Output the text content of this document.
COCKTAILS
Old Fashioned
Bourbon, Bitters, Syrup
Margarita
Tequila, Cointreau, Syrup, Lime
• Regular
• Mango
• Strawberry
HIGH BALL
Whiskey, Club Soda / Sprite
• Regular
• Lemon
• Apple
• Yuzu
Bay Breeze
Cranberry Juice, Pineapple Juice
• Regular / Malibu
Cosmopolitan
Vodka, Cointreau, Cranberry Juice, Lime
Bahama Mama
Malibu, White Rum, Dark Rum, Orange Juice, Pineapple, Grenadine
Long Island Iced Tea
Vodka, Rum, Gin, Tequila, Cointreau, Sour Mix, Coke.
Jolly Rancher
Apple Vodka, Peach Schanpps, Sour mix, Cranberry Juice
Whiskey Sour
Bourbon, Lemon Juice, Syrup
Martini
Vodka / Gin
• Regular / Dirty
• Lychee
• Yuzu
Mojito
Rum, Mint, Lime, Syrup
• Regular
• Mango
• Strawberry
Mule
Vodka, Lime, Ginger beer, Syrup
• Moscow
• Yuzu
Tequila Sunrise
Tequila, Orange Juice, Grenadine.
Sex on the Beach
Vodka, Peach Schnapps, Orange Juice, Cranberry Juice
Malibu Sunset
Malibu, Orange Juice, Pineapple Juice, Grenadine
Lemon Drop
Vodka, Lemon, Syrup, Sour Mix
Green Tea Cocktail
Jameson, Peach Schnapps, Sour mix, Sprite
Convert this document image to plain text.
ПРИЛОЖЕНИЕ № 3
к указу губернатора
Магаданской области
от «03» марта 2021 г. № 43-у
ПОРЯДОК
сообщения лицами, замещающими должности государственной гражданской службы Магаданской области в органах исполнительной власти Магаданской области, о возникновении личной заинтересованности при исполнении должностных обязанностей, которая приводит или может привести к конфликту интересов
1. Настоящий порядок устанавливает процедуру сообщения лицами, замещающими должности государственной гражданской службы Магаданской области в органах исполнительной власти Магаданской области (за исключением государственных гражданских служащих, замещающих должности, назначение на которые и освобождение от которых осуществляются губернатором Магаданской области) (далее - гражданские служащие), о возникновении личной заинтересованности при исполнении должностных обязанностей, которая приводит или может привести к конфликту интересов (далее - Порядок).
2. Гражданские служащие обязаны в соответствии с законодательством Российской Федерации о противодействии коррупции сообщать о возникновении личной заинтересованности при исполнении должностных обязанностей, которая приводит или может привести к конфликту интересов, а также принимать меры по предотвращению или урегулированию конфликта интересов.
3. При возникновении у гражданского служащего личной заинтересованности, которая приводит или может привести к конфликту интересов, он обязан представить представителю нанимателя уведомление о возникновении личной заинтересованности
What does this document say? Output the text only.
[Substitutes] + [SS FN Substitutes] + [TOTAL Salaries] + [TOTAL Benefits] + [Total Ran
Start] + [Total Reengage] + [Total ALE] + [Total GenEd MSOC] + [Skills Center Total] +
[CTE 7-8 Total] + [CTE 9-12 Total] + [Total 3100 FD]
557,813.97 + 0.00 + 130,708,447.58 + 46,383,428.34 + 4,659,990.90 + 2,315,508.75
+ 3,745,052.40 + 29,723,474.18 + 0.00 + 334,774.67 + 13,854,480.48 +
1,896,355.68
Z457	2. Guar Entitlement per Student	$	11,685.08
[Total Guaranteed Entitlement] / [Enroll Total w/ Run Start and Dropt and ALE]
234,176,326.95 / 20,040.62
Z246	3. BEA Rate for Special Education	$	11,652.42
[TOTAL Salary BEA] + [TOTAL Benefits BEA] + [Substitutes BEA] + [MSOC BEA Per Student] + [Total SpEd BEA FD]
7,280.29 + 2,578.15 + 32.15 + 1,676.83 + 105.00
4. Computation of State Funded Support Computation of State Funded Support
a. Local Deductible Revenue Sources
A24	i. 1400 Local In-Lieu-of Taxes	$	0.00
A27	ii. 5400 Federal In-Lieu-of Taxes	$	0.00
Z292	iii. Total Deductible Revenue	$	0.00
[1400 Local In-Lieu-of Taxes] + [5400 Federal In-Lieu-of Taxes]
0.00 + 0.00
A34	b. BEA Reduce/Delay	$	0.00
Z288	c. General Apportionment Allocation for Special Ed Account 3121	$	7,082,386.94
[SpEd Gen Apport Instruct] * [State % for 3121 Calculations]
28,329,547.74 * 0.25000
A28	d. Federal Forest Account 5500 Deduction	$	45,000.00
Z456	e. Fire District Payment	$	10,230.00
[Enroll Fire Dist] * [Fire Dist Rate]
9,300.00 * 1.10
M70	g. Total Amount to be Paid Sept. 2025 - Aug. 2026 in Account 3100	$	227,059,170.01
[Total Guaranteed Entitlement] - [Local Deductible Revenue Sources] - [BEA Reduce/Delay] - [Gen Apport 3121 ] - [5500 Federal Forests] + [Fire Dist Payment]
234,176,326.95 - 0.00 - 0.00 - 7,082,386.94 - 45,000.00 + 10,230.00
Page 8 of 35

- [STATED GOAL] Reproduce each record shown above without altering a single word.

- [EXERCISE SOLUTION]
Output the text content of this document.
COCKTAILS
Old Fashioned
Bourbon, Bitters, Syrup
Margarita
Tequila, Cointreau, Syrup, Lime
• Regular
• Mango
• Strawberry
HIGH BALL
Whiskey, Club Soda / Sprite
• Regular
• Lemon
• Apple
• Yuzu
Bay Breeze
Cranberry Juice, Pineapple Juice
• Regular / Malibu
Cosmopolitan
Vodka, Cointreau, Cranberry Juice, Lime
Bahama Mama
Malibu, White Rum, Dark Rum, Orange Juice, Pineapple, Grenadine
Long Island Iced Tea
Vodka, Rum, Gin, Tequila, Cointreau, Sour Mix, Coke.
Jolly Rancher
Apple Vodka, Peach Schanpps, Sour mix, Cranberry Juice
Whiskey Sour
Bourbon, Lemon Juice, Syrup
Martini
Vodka / Gin
• Regular / Dirty
• Lychee
• Yuzu
Mojito
Rum, Mint, Lime, Syrup
• Regular
• Mango
• Strawberry
Mule
Vodka, Lime, Ginger beer, Syrup
• Moscow
• Yuzu
Tequila Sunrise
Tequila, Orange Juice, Grenadine.
Sex on the Beach
Vodka, Peach Schnapps, Orange Juice, Cranberry Juice
Malibu Sunset
Malibu, Orange Juice, Pineapple Juice, Grenadine
Lemon Drop
Vodka, Lemon, Syrup, Sour Mix
Green Tea Cocktail
Jameson, Peach Schnapps, Sour mix, Sprite
Convert this document image to plain text.
ПРИЛОЖЕНИЕ № 3
к указу губернатора
Магаданской области
от «03» марта 2021 г. № 43-у
ПОРЯДОК
сообщения лицами, замещающими должности государственной гражданской службы Магаданской области в органах исполнительной власти Магаданской области, о возникновении личной заинтересованности при исполнении должностных обязанностей, которая приводит или может привести к конфликту интересов
1. Настоящий порядок устанавливает процедуру сообщения лицами, замещающими должности государственной гражданской службы Магаданской области в органах исполнительной власти Магаданской области (за исключением государственных гражданских служащих, замещающих должности, назначение на которые и освобождение от которых осуществляются губернатором Магаданской области) (далее - гражданские служащие), о возникновении личной заинтересованности при исполнении должностных обязанностей, которая приводит или может привести к конфликту интересов (далее - Порядок).
2. Гражданские служащие обязаны в соответствии с законодательством Российской Федерации о противодействии коррупции сообщать о возникновении личной заинтересованности при исполнении должностных обязанностей, которая приводит или может привести к конфликту интересов, а также принимать меры по предотвращению или урегулированию конфликта интересов.
3. При возникновении у гражданского служащего личной заинтересованности, которая приводит или может привести к конфликту интересов, он обязан представить представителю нанимателя уведомление о возникновении личной заинтересованности
What does this document say? Output the text only.
[Substitutes] + [SS FN Substitutes] + [TOTAL Salaries] + [TOTAL Benefits] + [Total Ran
Start] + [Total Reengage] + [Total ALE] + [Total GenEd MSOC] + [Skills Center Total] +
[CTE 7-8 Total] + [CTE 9-12 Total] + [Total 3100 FD]
557,813.97 + 0.00 + 130,708,447.58 + 46,383,428.34 + 4,659,990.90 + 2,315,508.75
+ 3,745,052.40 + 29,723,474.18 + 0.00 + 334,774.67 + 13,854,480.48 +
1,896,355.68
Z457	2. Guar Entitlement per Student	$	11,685.08
[Total Guaranteed Entitlement] / [Enroll Total w/ Run Start and Dropt and ALE]
234,176,326.95 / 20,040.62
Z246	3. BEA Rate for Special Education	$	11,652.42
[TOTAL Salary BEA] + [TOTAL Benefits BEA] + [Substitutes BEA] + [MSOC BEA Per Student] + [Total SpEd BEA FD]
7,280.29 + 2,578.15 + 32.15 + 1,676.83 + 105.00
4. Computation of State Funded Support Computation of State Funded Support
a. Local Deductible Revenue Sources
A24	i. 1400 Local In-Lieu-of Taxes	$	0.00
A27	ii. 5400 Federal In-Lieu-of Taxes	$	0.00
Z292	iii. Total Deductible Revenue	$	0.00
[1400 Local In-Lieu-of Taxes] + [5400 Federal In-Lieu-of Taxes]
0.00 + 0.00
A34	b. BEA Reduce/Delay	$	0.00
Z288	c. General Apportionment Allocation for Special Ed Account 3121	$	7,082,386.94
[SpEd Gen Apport Instruct] * [State % for 3121 Calculations]
28,329,547.74 * 0.25000
A28	d. Federal Forest Account 5500 Deduction	$	45,000.00
Z456	e. Fire District Payment	$	10,230.00
[Enroll Fire Dist] * [Fire Dist Rate]
9,300.00 * 1.10
M70	g. Total Amount to be Paid Sept. 2025 - Aug. 2026 in Account 3100	$	227,059,170.01
[Total Guaranteed Entitlement] - [Local Deductible Revenue Sources] - [BEA Reduce/Delay] - [Gen Apport 3121 ] - [5500 Federal Forests] + [Fire Dist Payment]
234,176,326.95 - 0.00 - 0.00 - 7,082,386.94 - 45,000.00 + 10,230.00
Page 8 of 35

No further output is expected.